**EXERCISE:**
Present the following data again exactly as it is shown.

**EXTRACTED DATA:**
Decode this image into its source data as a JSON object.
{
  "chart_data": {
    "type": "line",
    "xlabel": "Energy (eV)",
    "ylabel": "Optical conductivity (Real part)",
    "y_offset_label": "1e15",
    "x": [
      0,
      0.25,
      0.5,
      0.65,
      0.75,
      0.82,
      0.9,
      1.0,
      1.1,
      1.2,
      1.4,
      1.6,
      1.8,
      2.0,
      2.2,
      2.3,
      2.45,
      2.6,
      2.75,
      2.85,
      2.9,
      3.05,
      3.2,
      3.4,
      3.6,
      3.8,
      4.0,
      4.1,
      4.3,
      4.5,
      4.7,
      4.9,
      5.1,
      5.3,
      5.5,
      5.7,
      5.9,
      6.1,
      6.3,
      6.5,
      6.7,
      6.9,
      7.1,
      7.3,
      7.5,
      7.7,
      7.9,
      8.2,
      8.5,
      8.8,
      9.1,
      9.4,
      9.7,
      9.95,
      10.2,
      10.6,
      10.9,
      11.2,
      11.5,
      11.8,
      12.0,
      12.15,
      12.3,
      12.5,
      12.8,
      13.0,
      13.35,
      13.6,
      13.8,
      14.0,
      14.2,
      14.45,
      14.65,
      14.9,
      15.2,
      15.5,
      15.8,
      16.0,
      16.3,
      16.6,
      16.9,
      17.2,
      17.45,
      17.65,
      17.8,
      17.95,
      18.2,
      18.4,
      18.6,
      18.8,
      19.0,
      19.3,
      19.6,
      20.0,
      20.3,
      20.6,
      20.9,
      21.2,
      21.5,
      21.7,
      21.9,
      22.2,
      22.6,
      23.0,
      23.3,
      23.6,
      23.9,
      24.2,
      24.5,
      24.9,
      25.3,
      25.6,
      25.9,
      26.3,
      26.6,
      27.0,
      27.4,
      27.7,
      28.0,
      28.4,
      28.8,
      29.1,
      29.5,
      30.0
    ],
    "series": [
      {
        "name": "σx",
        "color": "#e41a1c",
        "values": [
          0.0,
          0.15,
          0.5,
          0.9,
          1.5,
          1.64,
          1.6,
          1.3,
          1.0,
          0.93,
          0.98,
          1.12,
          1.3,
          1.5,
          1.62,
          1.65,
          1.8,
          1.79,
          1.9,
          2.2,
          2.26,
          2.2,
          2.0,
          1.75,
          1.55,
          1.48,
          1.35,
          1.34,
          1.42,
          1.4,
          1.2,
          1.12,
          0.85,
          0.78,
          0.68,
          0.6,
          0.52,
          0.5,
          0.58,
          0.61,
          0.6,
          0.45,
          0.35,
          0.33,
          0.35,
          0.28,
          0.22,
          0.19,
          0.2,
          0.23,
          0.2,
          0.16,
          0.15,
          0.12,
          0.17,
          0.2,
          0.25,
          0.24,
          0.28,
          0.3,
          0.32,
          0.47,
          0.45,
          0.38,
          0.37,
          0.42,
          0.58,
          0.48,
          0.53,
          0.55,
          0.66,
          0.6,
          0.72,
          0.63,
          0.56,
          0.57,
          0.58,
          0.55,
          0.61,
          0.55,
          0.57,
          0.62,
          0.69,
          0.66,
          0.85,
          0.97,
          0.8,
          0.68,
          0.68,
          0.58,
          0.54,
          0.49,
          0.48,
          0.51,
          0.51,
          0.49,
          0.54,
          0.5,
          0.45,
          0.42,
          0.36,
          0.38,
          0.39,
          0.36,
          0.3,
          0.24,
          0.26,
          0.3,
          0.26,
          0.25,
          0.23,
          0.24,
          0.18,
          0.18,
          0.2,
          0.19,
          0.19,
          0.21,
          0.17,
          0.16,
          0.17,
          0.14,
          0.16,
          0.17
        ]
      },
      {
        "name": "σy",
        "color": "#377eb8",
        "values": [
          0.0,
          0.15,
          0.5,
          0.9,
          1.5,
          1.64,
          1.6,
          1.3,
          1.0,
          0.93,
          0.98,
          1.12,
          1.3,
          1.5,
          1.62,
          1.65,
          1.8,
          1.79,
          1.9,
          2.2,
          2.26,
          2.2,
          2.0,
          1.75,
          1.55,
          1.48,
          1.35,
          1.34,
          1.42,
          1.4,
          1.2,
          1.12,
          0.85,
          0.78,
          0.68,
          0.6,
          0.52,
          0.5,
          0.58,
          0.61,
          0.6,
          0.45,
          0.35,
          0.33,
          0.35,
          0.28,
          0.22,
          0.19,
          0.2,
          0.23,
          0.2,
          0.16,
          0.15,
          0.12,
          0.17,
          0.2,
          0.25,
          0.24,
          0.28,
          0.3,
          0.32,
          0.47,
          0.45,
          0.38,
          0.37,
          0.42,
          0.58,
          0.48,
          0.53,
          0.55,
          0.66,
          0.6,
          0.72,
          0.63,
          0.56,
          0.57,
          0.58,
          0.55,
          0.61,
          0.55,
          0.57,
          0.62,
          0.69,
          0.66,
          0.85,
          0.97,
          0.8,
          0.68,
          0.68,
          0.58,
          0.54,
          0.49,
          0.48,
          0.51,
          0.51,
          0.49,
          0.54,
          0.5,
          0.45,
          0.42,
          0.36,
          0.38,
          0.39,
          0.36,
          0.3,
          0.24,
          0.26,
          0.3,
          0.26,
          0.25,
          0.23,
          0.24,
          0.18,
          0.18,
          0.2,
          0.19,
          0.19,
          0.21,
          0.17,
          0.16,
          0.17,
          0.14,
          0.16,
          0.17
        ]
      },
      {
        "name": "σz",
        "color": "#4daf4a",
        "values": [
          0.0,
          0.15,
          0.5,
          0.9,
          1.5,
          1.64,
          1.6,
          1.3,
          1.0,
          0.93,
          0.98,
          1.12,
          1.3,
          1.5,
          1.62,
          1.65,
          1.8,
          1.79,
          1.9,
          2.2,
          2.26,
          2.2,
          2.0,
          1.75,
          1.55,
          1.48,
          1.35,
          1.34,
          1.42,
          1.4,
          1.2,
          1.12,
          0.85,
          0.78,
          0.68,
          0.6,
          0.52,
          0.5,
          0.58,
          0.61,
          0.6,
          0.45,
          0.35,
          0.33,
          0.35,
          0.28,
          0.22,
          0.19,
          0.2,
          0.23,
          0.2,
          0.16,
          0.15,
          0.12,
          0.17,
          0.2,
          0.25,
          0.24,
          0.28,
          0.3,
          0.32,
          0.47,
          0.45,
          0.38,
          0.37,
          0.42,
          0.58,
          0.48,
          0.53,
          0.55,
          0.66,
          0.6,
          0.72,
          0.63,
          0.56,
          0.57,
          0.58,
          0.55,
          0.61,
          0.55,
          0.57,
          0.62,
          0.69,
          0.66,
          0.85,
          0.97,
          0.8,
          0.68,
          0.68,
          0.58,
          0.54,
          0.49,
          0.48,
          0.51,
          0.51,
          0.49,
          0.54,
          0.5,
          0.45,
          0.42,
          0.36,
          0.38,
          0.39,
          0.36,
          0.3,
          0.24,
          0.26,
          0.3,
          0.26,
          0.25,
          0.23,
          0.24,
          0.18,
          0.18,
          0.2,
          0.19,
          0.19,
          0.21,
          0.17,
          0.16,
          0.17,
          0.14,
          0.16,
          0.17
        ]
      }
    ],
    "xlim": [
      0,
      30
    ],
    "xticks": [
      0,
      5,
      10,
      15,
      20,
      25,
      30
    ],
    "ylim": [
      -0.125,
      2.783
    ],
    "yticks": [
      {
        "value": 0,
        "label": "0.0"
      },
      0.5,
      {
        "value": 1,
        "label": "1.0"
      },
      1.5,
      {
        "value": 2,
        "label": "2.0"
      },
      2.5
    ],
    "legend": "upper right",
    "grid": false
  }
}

**ANSWER TO THIS EXERCISE:**
Decode this image into its source data as a JSON object.
{
  "chart_data": {
    "type": "line",
    "xlabel": "Energy (eV)",
    "ylabel": "Optical conductivity (Real part)",
    "y_offset_label": "1e15",
    "x": [
      0,
      0.25,
      0.5,
      0.65,
      0.75,
      0.82,
      0.9,
      1.0,
      1.1,
      1.2,
      1.4,
      1.6,
      1.8,
      2.0,
      2.2,
      2.3,
      2.45,
      2.6,
      2.75,
      2.85,
      2.9,
      3.05,
      3.2,
      3.4,
      3.6,
      3.8,
      4.0,
      4.1,
      4.3,
      4.5,
      4.7,
      4.9,
      5.1,
      5.3,
      5.5,
      5.7,
      5.9,
      6.1,
      6.3,
      6.5,
      6.7,
      6.9,
      7.1,
      7.3,
      7.5,
      7.7,
      7.9,
      8.2,
      8.5,
      8.8,
      9.1,
      9.4,
      9.7,
      9.95,
      10.2,
      10.6,
      10.9,
      11.2,
      11.5,
      11.8,
      12.0,
      12.15,
      12.3,
      12.5,
      12.8,
      13.0,
      13.35,
      13.6,
      13.8,
      14.0,
      14.2,
      14.45,
      14.65,
      14.9,
      15.2,
      15.5,
      15.8,
      16.0,
      16.3,
      16.6,
      16.9,
      17.2,
      17.45,
      17.65,
      17.8,
      17.95,
      18.2,
      18.4,
      18.6,
      18.8,
      19.0,
      19.3,
      19.6,
      20.0,
      20.3,
      20.6,
      20.9,
      21.2,
      21.5,
      21.7,
      21.9,
      22.2,
      22.6,
      23.0,
      23.3,
      23.6,
      23.9,
      24.2,
      24.5,
      24.9,
      25.3,
      25.6,
      25.9,
      26.3,
      26.6,
      27.0,
      27.4,
      27.7,
      28.0,
      28.4,
      28.8,
      29.1,
      29.5,
      30.0
    ],
    "series": [
      {
        "name": "σx",
        "color": "#e41a1c",
        "values": [
          0.0,
          0.15,
          0.5,
          0.9,
          1.5,
          1.64,
          1.6,
          1.3,
          1.0,
          0.93,
          0.98,
          1.12,
          1.3,
          1.5,
          1.62,
          1.65,
          1.8,
          1.79,
          1.9,
          2.2,
          2.26,
          2.2,
          2.0,
          1.75,
          1.55,
          1.48,
          1.35,
          1.34,
          1.42,
          1.4,
          1.2,
          1.12,
          0.85,
          0.78,
          0.68,
          0.6,
          0.52,
          0.5,
          0.58,
          0.61,
          0.6,
          0.45,
          0.35,
          0.33,
          0.35,
          0.28,
          0.22,
          0.19,
          0.2,
          0.23,
          0.2,
          0.16,
          0.15,
          0.12,
          0.17,
          0.2,
          0.25,
          0.24,
          0.28,
          0.3,
          0.32,
          0.47,
          0.45,
          0.38,
          0.37,
          0.42,
          0.58,
          0.48,
          0.53,
          0.55,
          0.66,
          0.6,
          0.72,
          0.63,
          0.56,
          0.57,
          0.58,
          0.55,
          0.61,
          0.55,
          0.57,
          0.62,
          0.69,
          0.66,
          0.85,
          0.97,
          0.8,
          0.68,
          0.68,
          0.58,
          0.54,
          0.49,
          0.48,
          0.51,
          0.51,
          0.49,
          0.54,
          0.5,
          0.45,
          0.42,
          0.36,
          0.38,
          0.39,
          0.36,
          0.3,
          0.24,
          0.26,
          0.3,
          0.26,
          0.25,
          0.23,
          0.24,
          0.18,
          0.18,
          0.2,
          0.19,
          0.19,
          0.21,
          0.17,
          0.16,
          0.17,
          0.14,
          0.16,
          0.17
        ]
      },
      {
        "name": "σy",
        "color": "#377eb8",
        "values": [
          0.0,
          0.15,
          0.5,
          0.9,
          1.5,
          1.64,
          1.6,
          1.3,
          1.0,
          0.93,
          0.98,
          1.12,
          1.3,
          1.5,
          1.62,
          1.65,
          1.8,
          1.79,
          1.9,
          2.2,
          2.26,
          2.2,
          2.0,
          1.75,
          1.55,
          1.48,
          1.35,
          1.34,
          1.42,
          1.4,
          1.2,
          1.12,
          0.85,
          0.78,
          0.68,
          0.6,
          0.52,
          0.5,
          0.58,
          0.61,
          0.6,
          0.45,
          0.35,
          0.33,
          0.35,
          0.28,
          0.22,
          0.19,
          0.2,
          0.23,
          0.2,
          0.16,
          0.15,
          0.12,
          0.17,
          0.2,
          0.25,
          0.24,
          0.28,
          0.3,
          0.32,
          0.47,
          0.45,
          0.38,
          0.37,
          0.42,
          0.58,
          0.48,
          0.53,
          0.55,
          0.66,
          0.6,
          0.72,
          0.63,
          0.56,
          0.57,
          0.58,
          0.55,
          0.61,
          0.55,
          0.57,
          0.62,
          0.69,
          0.66,
          0.85,
          0.97,
          0.8,
          0.68,
          0.68,
          0.58,
          0.54,
          0.49,
          0.48,
          0.51,
          0.51,
          0.49,
          0.54,
          0.5,
          0.45,
          0.42,
          0.36,
          0.38,
          0.39,
          0.36,
          0.3,
          0.24,
          0.26,
          0.3,
          0.26,
          0.25,
          0.23,
          0.24,
          0.18,
          0.18,
          0.2,
          0.19,
          0.19,
          0.21,
          0.17,
          0.16,
          0.17,
          0.14,
          0.16,
          0.17
        ]
      },
      {
        "name": "σz",
        "color": "#4daf4a",
        "values": [
          0.0,
          0.15,
          0.5,
          0.9,
          1.5,
          1.64,
          1.6,
          1.3,
          1.0,
          0.93,
          0.98,
          1.12,
          1.3,
          1.5,
          1.62,
          1.65,
          1.8,
          1.79,
          1.9,
          2.2,
          2.26,
          2.2,
          2.0,
          1.75,
          1.55,
          1.48,
          1.35,
          1.34,
          1.42,
          1.4,
          1.2,
          1.12,
          0.85,
          0.78,
          0.68,
          0.6,
          0.52,
          0.5,
          0.58,
          0.61,
          0.6,
          0.45,
          0.35,
          0.33,
          0.35,
          0.28,
          0.22,
          0.19,
          0.2,
          0.23,
          0.2,
          0.16,
          0.15,
          0.12,
          0.17,
          0.2,
          0.25,
          0.24,
          0.28,
          0.3,
          0.32,
          0.47,
          0.45,
          0.38,
          0.37,
          0.42,
          0.58,
          0.48,
          0.53,
          0.55,
          0.66,
          0.6,
          0.72,
          0.63,
          0.56,
          0.57,
          0.58,
          0.55,
          0.61,
          0.55,
          0.57,
          0.62,
          0.69,
          0.66,
          0.85,
          0.97,
          0.8,
          0.68,
          0.68,
          0.58,
          0.54,
          0.49,
          0.48,
          0.51,
          0.51,
          0.49,
          0.54,
          0.5,
          0.45,
          0.42,
          0.36,
          0.38,
          0.39,
          0.36,
          0.3,
          0.24,
          0.26,
          0.3,
          0.26,
          0.25,
          0.23,
          0.24,
          0.18,
          0.18,
          0.2,
          0.19,
          0.19,
          0.21,
          0.17,
          0.16,
          0.17,
          0.14,
          0.16,
          0.17
        ]
      }
    ],
    "xlim": [
      0,
      30
    ],
    "xticks": [
      0,
      5,
      10,
      15,
      20,
      25,
      30
    ],
    "ylim": [
      -0.125,
      2.783
    ],
    "yticks": [
      {
        "value": 0,
        "label": "0.0"
      },
      0.5,
      {
        "value": 1,
        "label": "1.0"
      },
      1.5,
      {
        "value": 2,
        "label": "2.0"
      },
      2.5
    ],
    "legend": "upper right",
    "grid": false
  }
}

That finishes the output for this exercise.